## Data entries
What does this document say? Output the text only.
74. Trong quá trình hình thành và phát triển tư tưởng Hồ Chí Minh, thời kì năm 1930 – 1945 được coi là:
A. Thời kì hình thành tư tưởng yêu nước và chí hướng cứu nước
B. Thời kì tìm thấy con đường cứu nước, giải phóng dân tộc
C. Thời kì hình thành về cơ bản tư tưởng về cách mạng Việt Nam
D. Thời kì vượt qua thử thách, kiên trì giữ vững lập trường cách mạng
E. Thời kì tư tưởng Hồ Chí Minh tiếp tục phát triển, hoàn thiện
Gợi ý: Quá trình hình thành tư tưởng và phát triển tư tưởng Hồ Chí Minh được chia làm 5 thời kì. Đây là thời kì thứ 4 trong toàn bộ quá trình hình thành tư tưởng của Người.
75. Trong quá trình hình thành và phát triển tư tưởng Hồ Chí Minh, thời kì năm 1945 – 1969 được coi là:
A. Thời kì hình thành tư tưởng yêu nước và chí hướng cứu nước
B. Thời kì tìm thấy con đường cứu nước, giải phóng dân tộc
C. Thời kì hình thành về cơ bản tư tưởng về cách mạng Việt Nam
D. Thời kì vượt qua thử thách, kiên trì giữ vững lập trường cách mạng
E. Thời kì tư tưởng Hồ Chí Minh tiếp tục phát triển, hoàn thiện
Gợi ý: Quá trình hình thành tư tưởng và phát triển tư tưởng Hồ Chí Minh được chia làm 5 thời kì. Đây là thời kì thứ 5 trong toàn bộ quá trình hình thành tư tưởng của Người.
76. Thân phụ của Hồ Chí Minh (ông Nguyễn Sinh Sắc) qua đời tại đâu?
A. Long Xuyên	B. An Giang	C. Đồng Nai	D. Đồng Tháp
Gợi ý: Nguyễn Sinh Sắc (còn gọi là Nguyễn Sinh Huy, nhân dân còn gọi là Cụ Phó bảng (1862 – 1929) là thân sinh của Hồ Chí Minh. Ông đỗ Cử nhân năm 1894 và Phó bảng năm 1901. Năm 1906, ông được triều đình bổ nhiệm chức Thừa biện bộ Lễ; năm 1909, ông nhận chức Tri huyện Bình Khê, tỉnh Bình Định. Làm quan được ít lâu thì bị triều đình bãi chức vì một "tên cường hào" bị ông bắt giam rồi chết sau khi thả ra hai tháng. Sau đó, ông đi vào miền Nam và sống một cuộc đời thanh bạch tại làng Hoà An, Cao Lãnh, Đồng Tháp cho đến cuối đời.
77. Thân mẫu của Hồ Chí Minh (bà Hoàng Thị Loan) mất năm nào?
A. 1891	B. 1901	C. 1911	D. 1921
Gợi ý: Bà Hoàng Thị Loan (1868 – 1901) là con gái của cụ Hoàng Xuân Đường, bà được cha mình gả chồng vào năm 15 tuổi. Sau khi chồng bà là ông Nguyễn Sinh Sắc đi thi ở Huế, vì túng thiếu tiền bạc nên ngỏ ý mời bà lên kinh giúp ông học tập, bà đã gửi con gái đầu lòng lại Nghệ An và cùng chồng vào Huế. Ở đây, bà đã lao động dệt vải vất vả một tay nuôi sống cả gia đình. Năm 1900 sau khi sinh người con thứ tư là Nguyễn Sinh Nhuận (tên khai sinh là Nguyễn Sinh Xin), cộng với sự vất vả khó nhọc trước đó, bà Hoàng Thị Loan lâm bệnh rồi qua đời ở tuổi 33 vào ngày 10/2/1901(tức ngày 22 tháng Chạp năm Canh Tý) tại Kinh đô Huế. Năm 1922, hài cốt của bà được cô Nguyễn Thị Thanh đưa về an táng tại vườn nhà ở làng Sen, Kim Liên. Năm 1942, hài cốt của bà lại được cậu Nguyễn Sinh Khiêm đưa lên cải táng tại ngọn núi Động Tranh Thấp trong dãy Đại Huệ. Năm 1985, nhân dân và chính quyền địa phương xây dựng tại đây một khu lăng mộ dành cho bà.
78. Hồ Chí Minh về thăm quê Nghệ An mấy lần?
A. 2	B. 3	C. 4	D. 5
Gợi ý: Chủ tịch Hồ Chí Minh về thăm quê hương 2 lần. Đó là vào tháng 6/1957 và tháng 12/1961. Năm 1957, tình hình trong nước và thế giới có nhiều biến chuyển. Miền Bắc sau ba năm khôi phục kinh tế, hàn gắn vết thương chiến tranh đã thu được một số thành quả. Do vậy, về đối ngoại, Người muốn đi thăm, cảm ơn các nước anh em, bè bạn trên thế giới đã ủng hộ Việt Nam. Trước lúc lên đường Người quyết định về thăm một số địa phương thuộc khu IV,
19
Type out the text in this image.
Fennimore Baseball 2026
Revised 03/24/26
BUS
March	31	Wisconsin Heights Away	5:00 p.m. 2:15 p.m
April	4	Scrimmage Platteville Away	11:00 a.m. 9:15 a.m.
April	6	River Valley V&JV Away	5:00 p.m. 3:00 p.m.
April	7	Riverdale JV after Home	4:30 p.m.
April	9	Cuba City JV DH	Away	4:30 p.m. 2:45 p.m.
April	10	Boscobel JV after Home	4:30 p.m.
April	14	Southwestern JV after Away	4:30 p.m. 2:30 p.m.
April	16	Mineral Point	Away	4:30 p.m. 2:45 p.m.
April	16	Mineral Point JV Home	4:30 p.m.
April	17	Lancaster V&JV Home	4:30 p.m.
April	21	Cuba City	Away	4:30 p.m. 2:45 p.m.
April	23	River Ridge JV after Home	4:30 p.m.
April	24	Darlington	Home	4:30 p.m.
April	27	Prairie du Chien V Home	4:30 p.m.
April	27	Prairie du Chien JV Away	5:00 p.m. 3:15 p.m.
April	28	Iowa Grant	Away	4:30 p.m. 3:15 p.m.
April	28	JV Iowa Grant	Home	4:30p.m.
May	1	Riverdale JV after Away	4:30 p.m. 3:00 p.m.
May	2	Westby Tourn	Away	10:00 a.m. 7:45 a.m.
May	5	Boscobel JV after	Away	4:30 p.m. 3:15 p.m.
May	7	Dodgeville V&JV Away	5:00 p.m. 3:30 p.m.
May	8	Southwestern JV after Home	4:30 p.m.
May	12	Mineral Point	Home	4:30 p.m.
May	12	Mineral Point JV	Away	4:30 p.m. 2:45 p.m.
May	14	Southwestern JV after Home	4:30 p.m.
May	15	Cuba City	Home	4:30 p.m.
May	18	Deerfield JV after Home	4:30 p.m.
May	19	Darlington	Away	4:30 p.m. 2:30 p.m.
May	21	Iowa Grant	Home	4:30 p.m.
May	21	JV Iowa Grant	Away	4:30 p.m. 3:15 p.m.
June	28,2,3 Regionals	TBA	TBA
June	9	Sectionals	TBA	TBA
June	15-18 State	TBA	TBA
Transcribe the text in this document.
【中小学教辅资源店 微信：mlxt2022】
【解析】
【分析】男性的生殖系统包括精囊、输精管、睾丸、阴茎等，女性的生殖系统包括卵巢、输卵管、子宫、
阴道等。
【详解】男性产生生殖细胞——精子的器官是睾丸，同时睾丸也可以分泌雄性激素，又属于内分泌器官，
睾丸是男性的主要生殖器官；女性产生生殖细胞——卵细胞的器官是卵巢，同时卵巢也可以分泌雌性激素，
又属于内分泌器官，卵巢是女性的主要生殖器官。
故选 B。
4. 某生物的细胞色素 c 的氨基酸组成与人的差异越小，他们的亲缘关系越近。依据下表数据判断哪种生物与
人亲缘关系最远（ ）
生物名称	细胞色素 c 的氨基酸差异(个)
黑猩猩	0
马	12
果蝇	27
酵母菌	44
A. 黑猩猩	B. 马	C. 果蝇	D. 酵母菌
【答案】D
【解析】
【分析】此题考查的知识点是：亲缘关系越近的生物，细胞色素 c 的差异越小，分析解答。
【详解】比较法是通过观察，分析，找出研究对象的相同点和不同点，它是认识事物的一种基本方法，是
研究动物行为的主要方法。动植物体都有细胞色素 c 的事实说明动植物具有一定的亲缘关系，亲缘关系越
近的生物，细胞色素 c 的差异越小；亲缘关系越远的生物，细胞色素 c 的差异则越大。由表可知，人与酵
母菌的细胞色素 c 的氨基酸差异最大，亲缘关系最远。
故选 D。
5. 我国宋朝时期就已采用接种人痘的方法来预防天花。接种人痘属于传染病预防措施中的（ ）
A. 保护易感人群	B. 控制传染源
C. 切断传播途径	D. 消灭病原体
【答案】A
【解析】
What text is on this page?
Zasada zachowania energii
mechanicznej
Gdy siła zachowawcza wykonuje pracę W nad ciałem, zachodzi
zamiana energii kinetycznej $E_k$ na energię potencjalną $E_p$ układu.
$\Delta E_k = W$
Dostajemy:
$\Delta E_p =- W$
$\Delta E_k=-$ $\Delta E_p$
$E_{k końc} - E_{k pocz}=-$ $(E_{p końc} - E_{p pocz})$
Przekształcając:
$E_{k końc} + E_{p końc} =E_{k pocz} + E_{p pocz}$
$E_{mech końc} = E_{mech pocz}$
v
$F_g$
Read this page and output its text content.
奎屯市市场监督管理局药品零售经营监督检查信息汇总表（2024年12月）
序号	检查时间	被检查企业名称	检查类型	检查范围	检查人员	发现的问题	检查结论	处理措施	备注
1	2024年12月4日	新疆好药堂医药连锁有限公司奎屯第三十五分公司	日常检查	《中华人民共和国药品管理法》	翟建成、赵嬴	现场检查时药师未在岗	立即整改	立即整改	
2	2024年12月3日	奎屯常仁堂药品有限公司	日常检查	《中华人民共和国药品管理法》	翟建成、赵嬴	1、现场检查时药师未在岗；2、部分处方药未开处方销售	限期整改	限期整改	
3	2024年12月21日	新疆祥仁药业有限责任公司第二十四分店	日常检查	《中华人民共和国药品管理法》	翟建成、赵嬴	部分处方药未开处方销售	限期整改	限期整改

## STATED EXERCISE
Return every line from the one holding "Read this page and output its text content." through the end of the data, exactly as it appears, with both ends kept and nothing else.

## WRITTEN RESPONSE
Read this page and output its text content.
奎屯市市场监督管理局药品零售经营监督检查信息汇总表（2024年12月）
序号	检查时间	被检查企业名称	检查类型	检查范围	检查人员	发现的问题	检查结论	处理措施	备注
1	2024年12月4日	新疆好药堂医药连锁有限公司奎屯第三十五分公司	日常检查	《中华人民共和国药品管理法》	翟建成、赵嬴	现场检查时药师未在岗	立即整改	立即整改	
2	2024年12月3日	奎屯常仁堂药品有限公司	日常检查	《中华人民共和国药品管理法》	翟建成、赵嬴	1、现场检查时药师未在岗；2、部分处方药未开处方销售	限期整改	限期整改	
3	2024年12月21日	新疆祥仁药业有限责任公司第二十四分店	日常检查	《中华人民共和国药品管理法》	翟建成、赵嬴	部分处方药未开处方销售	限期整改	限期整改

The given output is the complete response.